*What is required*
Your task is to copy the listing exactly, with the pictures left out.

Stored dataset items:
_ _ _ _

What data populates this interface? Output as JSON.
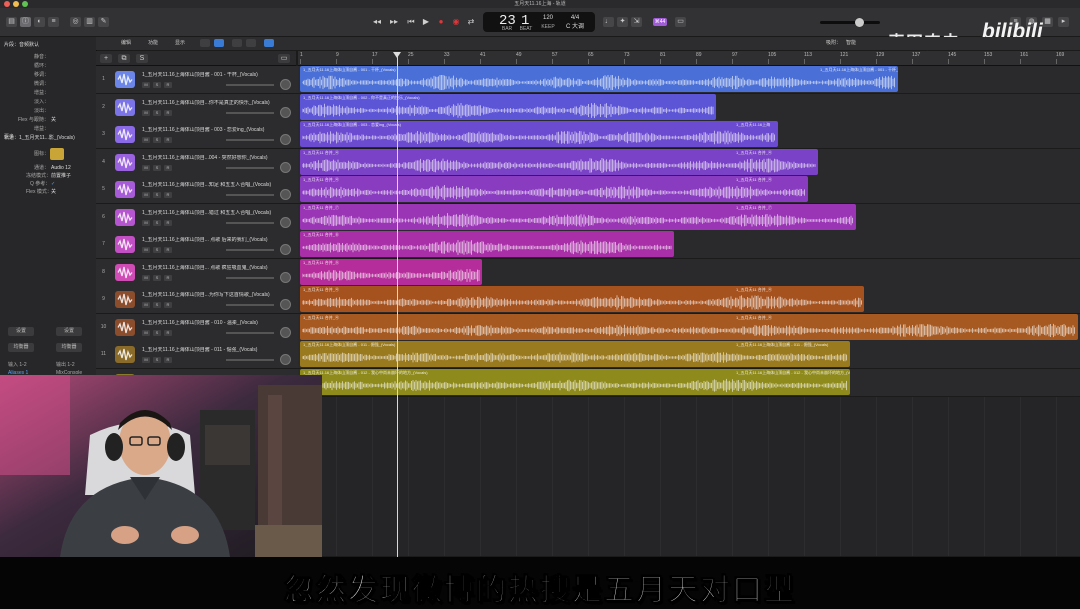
{
  "window": {
    "title": "五月天11.16上海 - 轨道"
  },
  "watermark": {
    "channel": "麦田农夫",
    "logo": "bilibili"
  },
  "lcd": {
    "bar": "23",
    "beat": "1",
    "bar_label": "BAR",
    "beat_label": "BEAT",
    "tempo": "120",
    "tempo_label": "KEEP",
    "signature": "4/4",
    "key": "C 大调"
  },
  "control": {
    "badge": "⌘44"
  },
  "inspector": {
    "region_header": "片段：音频默认",
    "region_rows": [
      "静音：",
      "循环：",
      "移调：",
      "微调：",
      "增益：",
      "淡入：",
      "淡出：",
      "Flex 与跟随：",
      "增益："
    ],
    "flex_val": "关",
    "more": "更多",
    "track_header": "轨道：1_五月天11...影_(Vocals)",
    "icon_label": "图标：",
    "track_rows": [
      {
        "label": "通道：",
        "value": "Audio 12"
      },
      {
        "label": "冻结模式：",
        "value": "前置推子"
      },
      {
        "label": "Q 参考：",
        "value": "✓"
      },
      {
        "label": "Flex 模式：",
        "value": "关"
      }
    ],
    "buttons": [
      "设置",
      "设置",
      "均衡器",
      "均衡器",
      "输入 1-2",
      "输出 1-2"
    ],
    "plugin_left": "Aliases 1",
    "plugin_right": "MixConsole"
  },
  "toolbar": {
    "edit": "编辑",
    "functions": "功能",
    "view": "显示",
    "snap_label": "吸附：",
    "snap_value": "智能"
  },
  "ruler": {
    "ticks": [
      "1",
      "9",
      "17",
      "25",
      "33",
      "41",
      "49",
      "57",
      "65",
      "73",
      "81",
      "89",
      "97",
      "105",
      "113",
      "121",
      "129",
      "137",
      "145",
      "153",
      "161",
      "169"
    ]
  },
  "tracks": [
    {
      "num": "1",
      "name": "1_五月天11.16上海体山顶自酱 - 001 - 干杯_(Vocals)",
      "color": "#4a6fd6",
      "icon": "#6b86e8"
    },
    {
      "num": "2",
      "name": "1_五月天11.16上海体山顶自...你不是真正的快乐_(Vocals)",
      "color": "#5c55d6",
      "icon": "#7b74e8"
    },
    {
      "num": "3",
      "name": "1_五月天11.16上海体山顶自酱 - 003 - 恋爱ing_(Vocals)",
      "color": "#6b4bd0",
      "icon": "#8a6ae6"
    },
    {
      "num": "4",
      "name": "1_五月天11.16上海体山顶自...004 - 突然好想你_(Vocals)",
      "color": "#7a42c6",
      "icon": "#9a62de"
    },
    {
      "num": "5",
      "name": "1_五月天11.16上海体山顶自...知足 和五五人合唱_(Vocals)",
      "color": "#8a3cc0",
      "icon": "#a85bd8"
    },
    {
      "num": "6",
      "name": "1_五月天11.16上海体山顶自...错过 和五五人合唱_(Vocals)",
      "color": "#9a35b6",
      "icon": "#b555cf"
    },
    {
      "num": "7",
      "name": "1_五月天11.16上海体山顶自... 点歌 后来的我们_(Vocals)",
      "color": "#a82fa8",
      "icon": "#c24fc4"
    },
    {
      "num": "8",
      "name": "1_五月天11.16上海体山顶自... 点歌 疯狂吸血鬼_(Vocals)",
      "color": "#b52d9a",
      "icon": "#d04cb5"
    },
    {
      "num": "9",
      "name": "1_五月天11.16上海体山顶自...为你写下这首情歌_(Vocals)",
      "color": "#a5521f",
      "icon": "#8c4d2c"
    },
    {
      "num": "10",
      "name": "1_五月天11.16上海体山顶自酱 - 010 - 温柔_(Vocals)",
      "color": "#a65a22",
      "icon": "#8c4d2c"
    },
    {
      "num": "11",
      "name": "1_五月天11.16上海体山顶自酱 - 011 - 倔强_(Vocals)",
      "color": "#9a7a1e",
      "icon": "#8a6b2a"
    },
    {
      "num": "12",
      "name": "1_五月天11.16上海体山顶自酱 - 012 - 我心中尚未崩坏的地方_(Vocals)",
      "color": "#8f8a1c",
      "icon": "#8a7b2a"
    }
  ],
  "regions": [
    {
      "title": "1_五月天11.16上海体山顶自酱 - 001 - 干杯_(Vocals)",
      "title2": "1_五月天11.16上海体山顶自酱 - 001 - 干杯_(Vocals)"
    },
    {
      "title": "1_五月天11.16上海体山顶自酱 - 002 - 你不是真正的快乐_(Vocals)",
      "title2": ""
    },
    {
      "title": "1_五月天11.16上海体山顶自酱 - 003 - 恋爱ing_(Vocals)",
      "title2": "1_五月天11.16上海"
    },
    {
      "title": "1_五月天11 合并_④",
      "title2": "1_五月天11 合并_④"
    },
    {
      "title": "1_五月天11 合并_④",
      "title2": "1_五月天11 合并_④"
    },
    {
      "title": "1_五月天11 合并_⑦",
      "title2": "1_五月天11 合并_⑦"
    },
    {
      "title": "1_五月天11 合并_⑧",
      "title2": ""
    },
    {
      "title": "1_五月天11 合并_⑨",
      "title2": ""
    },
    {
      "title": "1_五月天11 合并_④",
      "title2": "1_五月天11 合并_④"
    },
    {
      "title": "1_五月天11 合并_④",
      "title2": "1_五月天11 合并_④"
    },
    {
      "title": "1_五月天11.16上海体山顶自酱 - 011 - 倔强_(Vocals)",
      "title2": "1_五月天11.16上海体山顶自酱 - 011 - 倔强_(Vocals)"
    },
    {
      "title": "1_五月天11.16上海体山顶自酱 - 012 - 我心中尚未崩坏的地方_(Vocals)",
      "title2": "1_五月天11.16上海体山顶自酱 - 012 - 我心中尚未崩坏的地方_(Vocals)"
    }
  ],
  "subtitle": "忽然发现微博的热搜是五月天对口型"
}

_ _ _ _

*Full solution*
What data populates this interface? Output as JSON.
{
  "window": {
    "title": "五月天11.16上海 - 轨道"
  },
  "watermark": {
    "channel": "麦田农夫",
    "logo": "bilibili"
  },
  "lcd": {
    "bar": "23",
    "beat": "1",
    "bar_label": "BAR",
    "beat_label": "BEAT",
    "tempo": "120",
    "tempo_label": "KEEP",
    "signature": "4/4",
    "key": "C 大调"
  },
  "control": {
    "badge": "⌘44"
  },
  "inspector": {
    "region_header": "片段：音频默认",
    "region_rows": [
      "静音：",
      "循环：",
      "移调：",
      "微调：",
      "增益：",
      "淡入：",
      "淡出：",
      "Flex 与跟随：",
      "增益："
    ],
    "flex_val": "关",
    "more": "更多",
    "track_header": "轨道：1_五月天11...影_(Vocals)",
    "icon_label": "图标：",
    "track_rows": [
      {
        "label": "通道：",
        "value": "Audio 12"
      },
      {
        "label": "冻结模式：",
        "value": "前置推子"
      },
      {
        "label": "Q 参考：",
        "value": "✓"
      },
      {
        "label": "Flex 模式：",
        "value": "关"
      }
    ],
    "buttons": [
      "设置",
      "设置",
      "均衡器",
      "均衡器",
      "输入 1-2",
      "输出 1-2"
    ],
    "plugin_left": "Aliases 1",
    "plugin_right": "MixConsole"
  },
  "toolbar": {
    "edit": "编辑",
    "functions": "功能",
    "view": "显示",
    "snap_label": "吸附：",
    "snap_value": "智能"
  },
  "ruler": {
    "ticks": [
      "1",
      "9",
      "17",
      "25",
      "33",
      "41",
      "49",
      "57",
      "65",
      "73",
      "81",
      "89",
      "97",
      "105",
      "113",
      "121",
      "129",
      "137",
      "145",
      "153",
      "161",
      "169"
    ]
  },
  "tracks": [
    {
      "num": "1",
      "name": "1_五月天11.16上海体山顶自酱 - 001 - 干杯_(Vocals)",
      "color": "#4a6fd6",
      "icon": "#6b86e8"
    },
    {
      "num": "2",
      "name": "1_五月天11.16上海体山顶自...你不是真正的快乐_(Vocals)",
      "color": "#5c55d6",
      "icon": "#7b74e8"
    },
    {
      "num": "3",
      "name": "1_五月天11.16上海体山顶自酱 - 003 - 恋爱ing_(Vocals)",
      "color": "#6b4bd0",
      "icon": "#8a6ae6"
    },
    {
      "num": "4",
      "name": "1_五月天11.16上海体山顶自...004 - 突然好想你_(Vocals)",
      "color": "#7a42c6",
      "icon": "#9a62de"
    },
    {
      "num": "5",
      "name": "1_五月天11.16上海体山顶自...知足 和五五人合唱_(Vocals)",
      "color": "#8a3cc0",
      "icon": "#a85bd8"
    },
    {
      "num": "6",
      "name": "1_五月天11.16上海体山顶自...错过 和五五人合唱_(Vocals)",
      "color": "#9a35b6",
      "icon": "#b555cf"
    },
    {
      "num": "7",
      "name": "1_五月天11.16上海体山顶自... 点歌 后来的我们_(Vocals)",
      "color": "#a82fa8",
      "icon": "#c24fc4"
    },
    {
      "num": "8",
      "name": "1_五月天11.16上海体山顶自... 点歌 疯狂吸血鬼_(Vocals)",
      "color": "#b52d9a",
      "icon": "#d04cb5"
    },
    {
      "num": "9",
      "name": "1_五月天11.16上海体山顶自...为你写下这首情歌_(Vocals)",
      "color": "#a5521f",
      "icon": "#8c4d2c"
    },
    {
      "num": "10",
      "name": "1_五月天11.16上海体山顶自酱 - 010 - 温柔_(Vocals)",
      "color": "#a65a22",
      "icon": "#8c4d2c"
    },
    {
      "num": "11",
      "name": "1_五月天11.16上海体山顶自酱 - 011 - 倔强_(Vocals)",
      "color": "#9a7a1e",
      "icon": "#8a6b2a"
    },
    {
      "num": "12",
      "name": "1_五月天11.16上海体山顶自酱 - 012 - 我心中尚未崩坏的地方_(Vocals)",
      "color": "#8f8a1c",
      "icon": "#8a7b2a"
    }
  ],
  "regions": [
    {
      "title": "1_五月天11.16上海体山顶自酱 - 001 - 干杯_(Vocals)",
      "title2": "1_五月天11.16上海体山顶自酱 - 001 - 干杯_(Vocals)"
    },
    {
      "title": "1_五月天11.16上海体山顶自酱 - 002 - 你不是真正的快乐_(Vocals)",
      "title2": ""
    },
    {
      "title": "1_五月天11.16上海体山顶自酱 - 003 - 恋爱ing_(Vocals)",
      "title2": "1_五月天11.16上海"
    },
    {
      "title": "1_五月天11 合并_④",
      "title2": "1_五月天11 合并_④"
    },
    {
      "title": "1_五月天11 合并_④",
      "title2": "1_五月天11 合并_④"
    },
    {
      "title": "1_五月天11 合并_⑦",
      "title2": "1_五月天11 合并_⑦"
    },
    {
      "title": "1_五月天11 合并_⑧",
      "title2": ""
    },
    {
      "title": "1_五月天11 合并_⑨",
      "title2": ""
    },
    {
      "title": "1_五月天11 合并_④",
      "title2": "1_五月天11 合并_④"
    },
    {
      "title": "1_五月天11 合并_④",
      "title2": "1_五月天11 合并_④"
    },
    {
      "title": "1_五月天11.16上海体山顶自酱 - 011 - 倔强_(Vocals)",
      "title2": "1_五月天11.16上海体山顶自酱 - 011 - 倔强_(Vocals)"
    },
    {
      "title": "1_五月天11.16上海体山顶自酱 - 012 - 我心中尚未崩坏的地方_(Vocals)",
      "title2": "1_五月天11.16上海体山顶自酱 - 012 - 我心中尚未崩坏的地方_(Vocals)"
    }
  ],
  "subtitle": "忽然发现微博的热搜是五月天对口型"
}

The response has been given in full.